**DESCRIPTION OF THE TASK**
Filter the records below and copy every line containing the word "JSON".

**DATASET ROWS**
════════════════

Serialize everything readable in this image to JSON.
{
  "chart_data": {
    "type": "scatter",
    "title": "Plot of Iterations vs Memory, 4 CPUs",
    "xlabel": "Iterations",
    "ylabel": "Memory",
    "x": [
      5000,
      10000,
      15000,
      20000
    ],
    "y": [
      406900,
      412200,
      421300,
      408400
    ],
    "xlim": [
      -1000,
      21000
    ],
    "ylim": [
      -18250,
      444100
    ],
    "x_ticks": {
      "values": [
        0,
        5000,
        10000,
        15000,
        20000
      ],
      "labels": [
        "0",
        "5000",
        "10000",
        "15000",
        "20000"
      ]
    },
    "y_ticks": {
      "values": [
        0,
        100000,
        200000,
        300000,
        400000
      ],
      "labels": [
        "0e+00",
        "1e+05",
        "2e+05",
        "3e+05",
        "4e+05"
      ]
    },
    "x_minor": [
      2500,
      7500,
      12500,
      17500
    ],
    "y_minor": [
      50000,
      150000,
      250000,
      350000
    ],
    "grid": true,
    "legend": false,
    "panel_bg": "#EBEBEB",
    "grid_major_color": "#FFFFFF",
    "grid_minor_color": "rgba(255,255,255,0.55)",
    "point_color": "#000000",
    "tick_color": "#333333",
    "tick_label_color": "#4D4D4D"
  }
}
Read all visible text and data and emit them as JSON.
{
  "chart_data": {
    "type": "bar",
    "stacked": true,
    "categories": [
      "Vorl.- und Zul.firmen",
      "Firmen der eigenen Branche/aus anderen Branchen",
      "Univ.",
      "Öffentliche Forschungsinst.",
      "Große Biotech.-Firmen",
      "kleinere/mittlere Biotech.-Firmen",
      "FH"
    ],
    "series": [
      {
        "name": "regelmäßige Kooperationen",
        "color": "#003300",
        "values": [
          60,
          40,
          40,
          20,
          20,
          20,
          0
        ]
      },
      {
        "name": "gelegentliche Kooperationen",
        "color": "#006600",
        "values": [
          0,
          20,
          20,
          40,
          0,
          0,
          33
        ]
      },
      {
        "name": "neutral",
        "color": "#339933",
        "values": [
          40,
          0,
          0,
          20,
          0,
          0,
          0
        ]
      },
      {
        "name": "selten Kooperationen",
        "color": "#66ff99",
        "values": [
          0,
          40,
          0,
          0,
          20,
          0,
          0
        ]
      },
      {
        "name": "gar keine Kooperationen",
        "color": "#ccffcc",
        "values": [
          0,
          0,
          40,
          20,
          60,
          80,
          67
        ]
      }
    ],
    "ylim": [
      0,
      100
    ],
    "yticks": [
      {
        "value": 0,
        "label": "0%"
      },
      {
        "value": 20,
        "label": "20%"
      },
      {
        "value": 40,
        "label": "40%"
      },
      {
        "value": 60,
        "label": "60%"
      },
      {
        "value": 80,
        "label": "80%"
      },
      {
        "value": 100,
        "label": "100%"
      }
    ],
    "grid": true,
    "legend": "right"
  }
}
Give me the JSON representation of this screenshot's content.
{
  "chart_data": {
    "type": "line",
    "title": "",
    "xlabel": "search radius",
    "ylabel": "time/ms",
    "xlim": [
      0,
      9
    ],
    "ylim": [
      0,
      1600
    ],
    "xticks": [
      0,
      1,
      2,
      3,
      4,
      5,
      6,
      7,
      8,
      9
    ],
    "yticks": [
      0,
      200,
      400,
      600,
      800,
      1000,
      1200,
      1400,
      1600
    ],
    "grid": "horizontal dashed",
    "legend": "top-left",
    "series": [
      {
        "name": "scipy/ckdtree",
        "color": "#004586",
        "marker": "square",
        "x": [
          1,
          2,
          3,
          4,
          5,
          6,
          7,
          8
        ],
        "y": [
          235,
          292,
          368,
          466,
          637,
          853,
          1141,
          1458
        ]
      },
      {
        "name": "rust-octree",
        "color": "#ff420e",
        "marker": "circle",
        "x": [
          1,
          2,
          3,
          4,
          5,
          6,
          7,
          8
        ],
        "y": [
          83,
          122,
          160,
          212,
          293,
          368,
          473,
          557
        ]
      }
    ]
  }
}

════════════════

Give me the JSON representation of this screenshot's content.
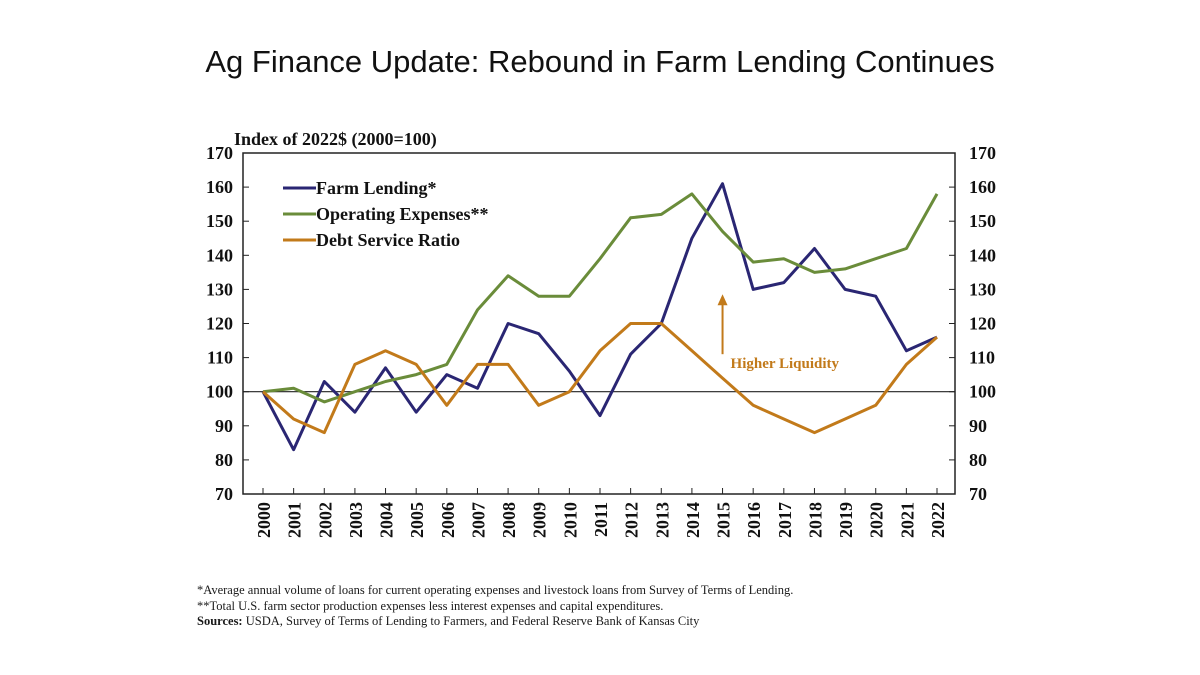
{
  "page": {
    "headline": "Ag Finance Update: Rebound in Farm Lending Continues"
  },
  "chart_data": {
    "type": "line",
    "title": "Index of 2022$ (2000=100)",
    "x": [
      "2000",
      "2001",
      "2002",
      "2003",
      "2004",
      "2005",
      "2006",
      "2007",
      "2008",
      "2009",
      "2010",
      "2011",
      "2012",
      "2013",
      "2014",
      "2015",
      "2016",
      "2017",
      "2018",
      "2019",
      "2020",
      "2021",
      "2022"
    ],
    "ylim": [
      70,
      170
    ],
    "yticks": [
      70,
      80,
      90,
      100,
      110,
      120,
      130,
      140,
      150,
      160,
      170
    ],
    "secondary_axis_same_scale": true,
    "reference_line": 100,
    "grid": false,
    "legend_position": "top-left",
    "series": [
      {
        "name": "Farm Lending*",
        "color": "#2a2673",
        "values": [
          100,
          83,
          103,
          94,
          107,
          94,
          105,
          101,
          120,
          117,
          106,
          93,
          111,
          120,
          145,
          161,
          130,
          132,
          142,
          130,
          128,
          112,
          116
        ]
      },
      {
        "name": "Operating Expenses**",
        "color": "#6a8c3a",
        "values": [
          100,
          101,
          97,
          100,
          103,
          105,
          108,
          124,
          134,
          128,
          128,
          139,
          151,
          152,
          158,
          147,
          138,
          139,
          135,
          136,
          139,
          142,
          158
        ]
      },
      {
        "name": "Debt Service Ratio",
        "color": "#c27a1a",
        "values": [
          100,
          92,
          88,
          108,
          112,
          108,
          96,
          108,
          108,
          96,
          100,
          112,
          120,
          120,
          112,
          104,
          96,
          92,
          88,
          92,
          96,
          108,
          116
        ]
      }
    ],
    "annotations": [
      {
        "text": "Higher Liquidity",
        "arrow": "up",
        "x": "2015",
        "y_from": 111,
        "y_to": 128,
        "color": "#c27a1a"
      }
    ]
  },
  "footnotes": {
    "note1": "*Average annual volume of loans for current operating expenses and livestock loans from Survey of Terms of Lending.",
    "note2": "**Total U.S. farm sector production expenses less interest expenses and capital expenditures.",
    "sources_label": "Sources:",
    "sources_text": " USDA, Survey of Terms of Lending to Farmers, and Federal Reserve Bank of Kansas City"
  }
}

════════════════

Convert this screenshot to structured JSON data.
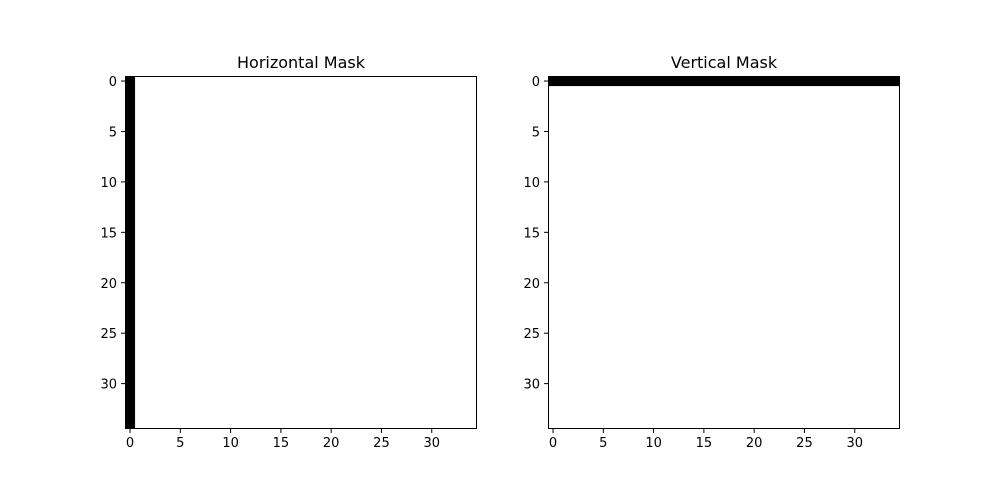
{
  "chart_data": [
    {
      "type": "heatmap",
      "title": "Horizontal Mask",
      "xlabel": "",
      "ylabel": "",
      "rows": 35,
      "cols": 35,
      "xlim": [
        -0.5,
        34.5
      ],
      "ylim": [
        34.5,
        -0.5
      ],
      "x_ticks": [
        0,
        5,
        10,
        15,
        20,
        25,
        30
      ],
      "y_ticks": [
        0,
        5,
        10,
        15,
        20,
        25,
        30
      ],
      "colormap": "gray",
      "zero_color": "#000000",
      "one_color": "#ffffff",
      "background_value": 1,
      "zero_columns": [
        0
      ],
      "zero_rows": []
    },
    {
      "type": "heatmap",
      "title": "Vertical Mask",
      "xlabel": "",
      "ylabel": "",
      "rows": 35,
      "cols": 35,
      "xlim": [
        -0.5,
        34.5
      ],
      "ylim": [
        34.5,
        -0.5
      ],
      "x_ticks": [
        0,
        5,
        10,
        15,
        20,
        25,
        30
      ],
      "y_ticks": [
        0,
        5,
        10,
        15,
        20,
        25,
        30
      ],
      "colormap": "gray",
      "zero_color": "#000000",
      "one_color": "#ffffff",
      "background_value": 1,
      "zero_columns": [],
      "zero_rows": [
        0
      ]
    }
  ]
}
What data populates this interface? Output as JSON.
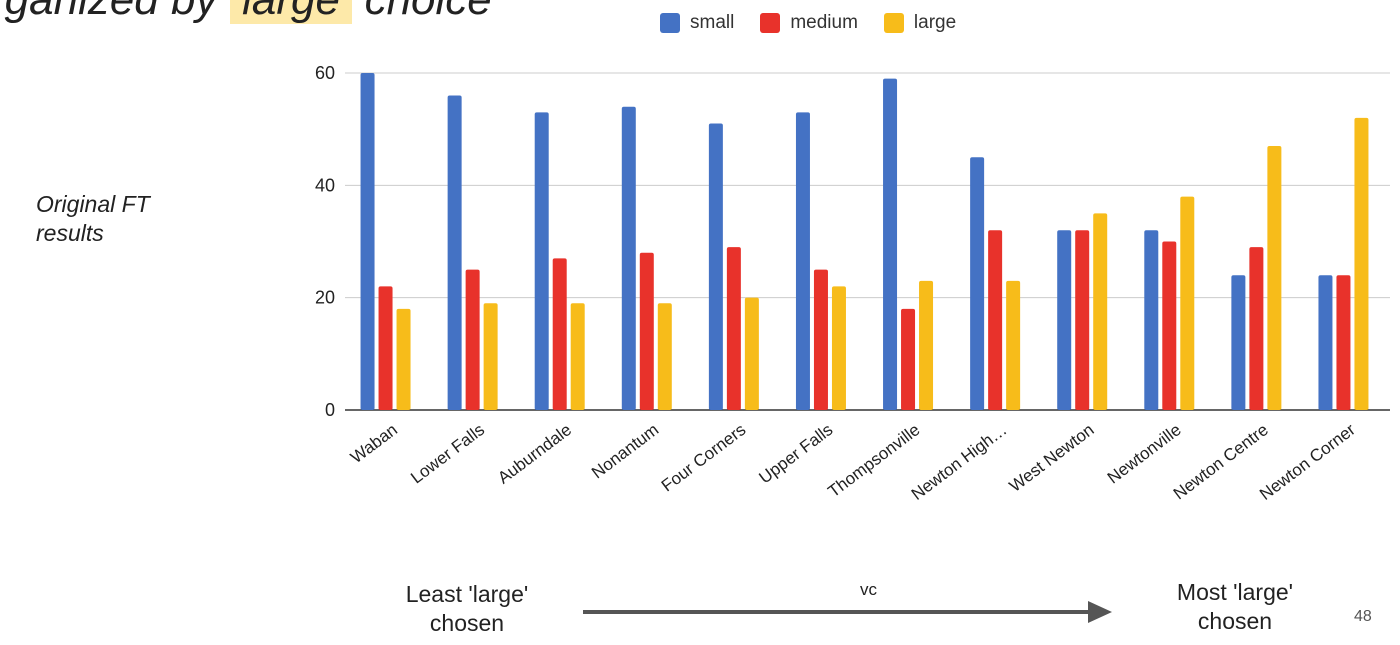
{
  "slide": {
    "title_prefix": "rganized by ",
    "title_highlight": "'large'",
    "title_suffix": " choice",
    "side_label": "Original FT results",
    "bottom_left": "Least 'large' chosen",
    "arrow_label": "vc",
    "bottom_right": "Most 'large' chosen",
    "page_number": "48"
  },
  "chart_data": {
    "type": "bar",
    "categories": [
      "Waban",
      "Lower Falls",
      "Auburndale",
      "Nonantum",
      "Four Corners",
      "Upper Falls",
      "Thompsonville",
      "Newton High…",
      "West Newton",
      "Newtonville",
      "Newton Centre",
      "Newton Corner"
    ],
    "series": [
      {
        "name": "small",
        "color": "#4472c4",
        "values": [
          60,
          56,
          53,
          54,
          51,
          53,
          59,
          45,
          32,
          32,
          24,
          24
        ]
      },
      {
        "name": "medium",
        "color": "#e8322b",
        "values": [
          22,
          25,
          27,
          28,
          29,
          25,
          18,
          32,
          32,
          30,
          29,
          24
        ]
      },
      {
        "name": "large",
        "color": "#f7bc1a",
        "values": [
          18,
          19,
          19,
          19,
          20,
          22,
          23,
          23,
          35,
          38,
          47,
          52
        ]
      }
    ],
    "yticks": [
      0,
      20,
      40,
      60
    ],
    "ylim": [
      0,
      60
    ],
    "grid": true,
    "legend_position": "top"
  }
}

════════════════

**EXERCISE OUTPUT**
Serialize everything readable in this image to JSON.
Read all visible text and data and emit them as JSON.
Give me the JSON representation of this screenshot's content.
Give me the JSON representation of this screenshot's content.
Convert this screenshot to structured JSON data.
What data populates this interface? Output as JSON.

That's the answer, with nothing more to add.